- Entries provided -
[Begin]

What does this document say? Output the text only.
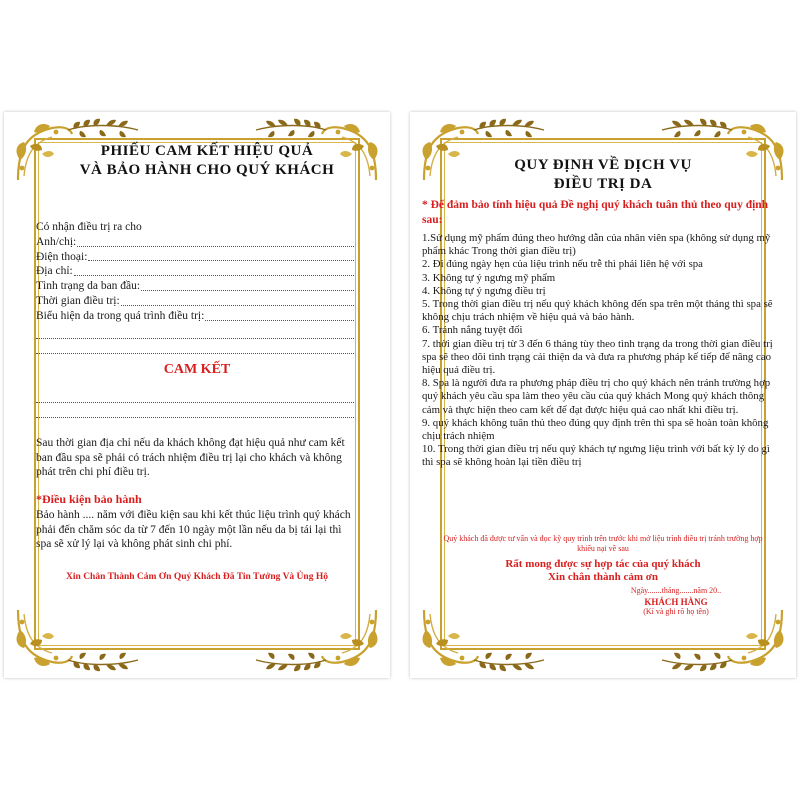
PHIẾU CAM KẾT HIỆU QUẢ
VÀ BẢO HÀNH CHO QUÝ KHÁCH
Có nhận điều trị ra cho
Anh/chị:
Điện thoại:
Địa chỉ:
Tình trạng da ban đầu:
Thời gian điều trị:
Biểu hiện da trong quá trình điều trị:
CAM KẾT
Sau thời gian địa chỉ nếu da khách không đạt hiệu quả như cam kết ban đầu spa sẽ phải có trách nhiệm điều trị lại cho khách và không phát trên chi phí điều trị.
*Điều kiện bảo hành
Bảo hành .... năm với điều kiện sau khi kết thúc liệu trình quý khách phải đến chăm sóc da từ 7 đến 10 ngày một lần nếu da bị tái lại thì spa sẽ xử lý lại và không phát sinh chi phí.
Xin Chân Thành Cảm Ơn Quý Khách Đã Tin Tưởng Và Ủng Hộ
QUY ĐỊNH VỀ DỊCH VỤ
ĐIỀU TRỊ DA
* Để đảm bảo tính hiệu quả Đề nghị quý khách tuân thủ theo quy định sau:
1.Sử dụng mỹ phẩm đúng theo hướng dẫn của nhân viên spa (không sử dụng mỹ phẩm khác Trong thời gian điều trị)
2. Đi đúng ngày hẹn của liệu trình nếu trễ thì phải liên hệ với spa
3. Không tự ý ngưng mỹ phẩm
4. Không tự ý ngưng điều trị
5. Trong thời gian điều trị nếu quý khách không đến spa trên một tháng thì spa sẽ không chịu trách nhiệm về hiệu quả và bảo hành.
6. Tránh nắng tuyệt đối
7. thời gian điều trị từ 3 đến 6 tháng tùy theo tình trạng da trong thời gian điều trị spa sẽ theo dõi tình trạng cải thiện da và đưa ra phương pháp kế tiếp để nâng cao hiệu quả điều trị.
8. Spa là người đưa ra phương pháp điều trị cho quý khách nên tránh trường hợp quý khách yêu cầu spa làm theo yêu cầu của quý khách Mong quý khách thông cảm và thực hiện theo cam kết để đạt được hiệu quả cao nhất khi điều trị.
9. quý khách không tuân thủ theo đúng quy định trên thì spa sẽ hoàn toàn không chịu trách nhiệm
10. Trong thời gian điều trị nếu quý khách tự ngưng liệu trình với bất kỳ lý do gì thì spa sẽ không hoàn lại tiền điều trị
Quý khách đã được tư vấn và đọc kỹ quy trình trên trước khi mở liệu trình điều trị tránh trường hợp khiếu nại về sau
Rất mong được sự hợp tác của quý khách
Xin chân thành cảm ơn
Ngày.......tháng.......năm 20..
KHÁCH HÀNG
(Kí và ghi rõ họ tên)
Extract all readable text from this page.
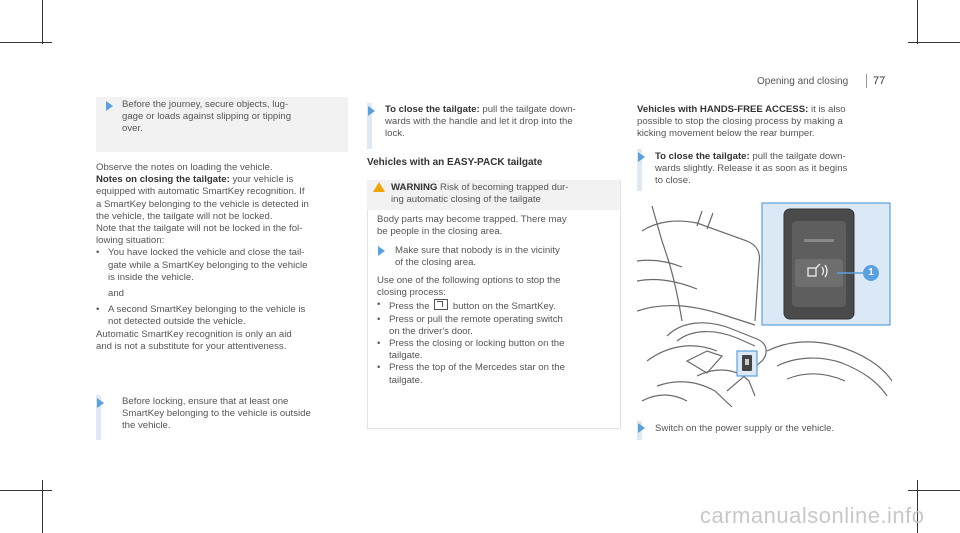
Opening and closing 77
Before the journey, secure objects, lug-
gage or loads against slipping or tipping
over.
Observe the notes on loading the vehicle.
Notes on closing the tailgate: your vehicle is
equipped with automatic SmartKey recognition. If
a SmartKey belonging to the vehicle is detected in
the vehicle, the tailgate will not be locked.
Note that the tailgate will not be locked in the fol-
lowing situation:
• You have locked the vehicle and close the tail-
gate while a SmartKey belonging to the vehicle
is inside the vehicle.
and
• A second SmartKey belonging to the vehicle is
not detected outside the vehicle.
Automatic SmartKey recognition is only an aid
and is not a substitute for your attentiveness.
Before locking, ensure that at least one
SmartKey belonging to the vehicle is outside
the vehicle.
To close the tailgate: pull the tailgate down-
wards with the handle and let it drop into the
lock.
Vehicles with an EASY-PACK tailgate
WARNING Risk of becoming trapped dur-
ing automatic closing of the tailgate
Body parts may become trapped. There may
be people in the closing area.
Make sure that nobody is in the vicinity
of the closing area.
Use one of the following options to stop the
closing process:
• Press the
button on the SmartKey.
• Press or pull the remote operating switch
on the driver's door.
• Press the closing or locking button on the
tailgate.
• Press the top of the Mercedes star on the
tailgate.
Vehicles with HANDS-FREE ACCESS: it is also
possible to stop the closing process by making a
kicking movement below the rear bumper.
To close the tailgate: pull the tailgate down-
wards slightly. Release it as soon as it begins
to close.
1
Switch on the power supply or the vehicle.
carmanualsonline.info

[End]

- The exercise -
Can you retype every record above exactly, leaving out the pictures?

- Exercise response -
What does this document say? Output the text only.
PHIẾU CAM KẾT HIỆU QUẢ
VÀ BẢO HÀNH CHO QUÝ KHÁCH
Có nhận điều trị ra cho
Anh/chị:
Điện thoại:
Địa chỉ:
Tình trạng da ban đầu:
Thời gian điều trị:
Biểu hiện da trong quá trình điều trị:
CAM KẾT
Sau thời gian địa chỉ nếu da khách không đạt hiệu quả như cam kết ban đầu spa sẽ phải có trách nhiệm điều trị lại cho khách và không phát trên chi phí điều trị.
*Điều kiện bảo hành
Bảo hành .... năm với điều kiện sau khi kết thúc liệu trình quý khách phải đến chăm sóc da từ 7 đến 10 ngày một lần nếu da bị tái lại thì spa sẽ xử lý lại và không phát sinh chi phí.
Xin Chân Thành Cảm Ơn Quý Khách Đã Tin Tưởng Và Ủng Hộ
QUY ĐỊNH VỀ DỊCH VỤ
ĐIỀU TRỊ DA
* Để đảm bảo tính hiệu quả Đề nghị quý khách tuân thủ theo quy định sau:
1.Sử dụng mỹ phẩm đúng theo hướng dẫn của nhân viên spa (không sử dụng mỹ phẩm khác Trong thời gian điều trị)
2. Đi đúng ngày hẹn của liệu trình nếu trễ thì phải liên hệ với spa
3. Không tự ý ngưng mỹ phẩm
4. Không tự ý ngưng điều trị
5. Trong thời gian điều trị nếu quý khách không đến spa trên một tháng thì spa sẽ không chịu trách nhiệm về hiệu quả và bảo hành.
6. Tránh nắng tuyệt đối
7. thời gian điều trị từ 3 đến 6 tháng tùy theo tình trạng da trong thời gian điều trị spa sẽ theo dõi tình trạng cải thiện da và đưa ra phương pháp kế tiếp để nâng cao hiệu quả điều trị.
8. Spa là người đưa ra phương pháp điều trị cho quý khách nên tránh trường hợp quý khách yêu cầu spa làm theo yêu cầu của quý khách Mong quý khách thông cảm và thực hiện theo cam kết để đạt được hiệu quả cao nhất khi điều trị.
9. quý khách không tuân thủ theo đúng quy định trên thì spa sẽ hoàn toàn không chịu trách nhiệm
10. Trong thời gian điều trị nếu quý khách tự ngưng liệu trình với bất kỳ lý do gì thì spa sẽ không hoàn lại tiền điều trị
Quý khách đã được tư vấn và đọc kỹ quy trình trên trước khi mở liệu trình điều trị tránh trường hợp khiếu nại về sau
Rất mong được sự hợp tác của quý khách
Xin chân thành cảm ơn
Ngày.......tháng.......năm 20..
KHÁCH HÀNG
(Kí và ghi rõ họ tên)
Extract all readable text from this page.
Opening and closing 77
Before the journey, secure objects, lug-
gage or loads against slipping or tipping
over.
Observe the notes on loading the vehicle.
Notes on closing the tailgate: your vehicle is
equipped with automatic SmartKey recognition. If
a SmartKey belonging to the vehicle is detected in
the vehicle, the tailgate will not be locked.
Note that the tailgate will not be locked in the fol-
lowing situation:
• You have locked the vehicle and close the tail-
gate while a SmartKey belonging to the vehicle
is inside the vehicle.
and
• A second SmartKey belonging to the vehicle is
not detected outside the vehicle.
Automatic SmartKey recognition is only an aid
and is not a substitute for your attentiveness.
Before locking, ensure that at least one
SmartKey belonging to the vehicle is outside
the vehicle.
To close the tailgate: pull the tailgate down-
wards with the handle and let it drop into the
lock.
Vehicles with an EASY-PACK tailgate
WARNING Risk of becoming trapped dur-
ing automatic closing of the tailgate
Body parts may become trapped. There may
be people in the closing area.
Make sure that nobody is in the vicinity
of the closing area.
Use one of the following options to stop the
closing process:
• Press the
button on the SmartKey.
• Press or pull the remote operating switch
on the driver's door.
• Press the closing or locking button on the
tailgate.
• Press the top of the Mercedes star on the
tailgate.
Vehicles with HANDS-FREE ACCESS: it is also
possible to stop the closing process by making a
kicking movement below the rear bumper.
To close the tailgate: pull the tailgate down-
wards slightly. Release it as soon as it begins
to close.
1
Switch on the power supply or the vehicle.
carmanualsonline.info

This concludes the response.